> **TASK DATA**:

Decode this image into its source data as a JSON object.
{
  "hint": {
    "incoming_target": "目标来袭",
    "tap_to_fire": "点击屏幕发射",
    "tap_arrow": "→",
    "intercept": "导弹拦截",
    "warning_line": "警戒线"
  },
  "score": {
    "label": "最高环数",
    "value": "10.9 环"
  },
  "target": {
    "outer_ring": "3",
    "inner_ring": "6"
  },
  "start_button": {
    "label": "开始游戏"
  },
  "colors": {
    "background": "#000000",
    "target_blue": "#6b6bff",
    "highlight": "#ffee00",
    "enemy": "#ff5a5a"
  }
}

> **CHALLENGE**: Transcribe the whole listing with nothing added or left out.

> **THE RESULT**:
Decode this image into its source data as a JSON object.
{
  "hint": {
    "incoming_target": "目标来袭",
    "tap_to_fire": "点击屏幕发射",
    "tap_arrow": "→",
    "intercept": "导弹拦截",
    "warning_line": "警戒线"
  },
  "score": {
    "label": "最高环数",
    "value": "10.9 环"
  },
  "target": {
    "outer_ring": "3",
    "inner_ring": "6"
  },
  "start_button": {
    "label": "开始游戏"
  },
  "colors": {
    "background": "#000000",
    "target_blue": "#6b6bff",
    "highlight": "#ffee00",
    "enemy": "#ff5a5a"
  }
}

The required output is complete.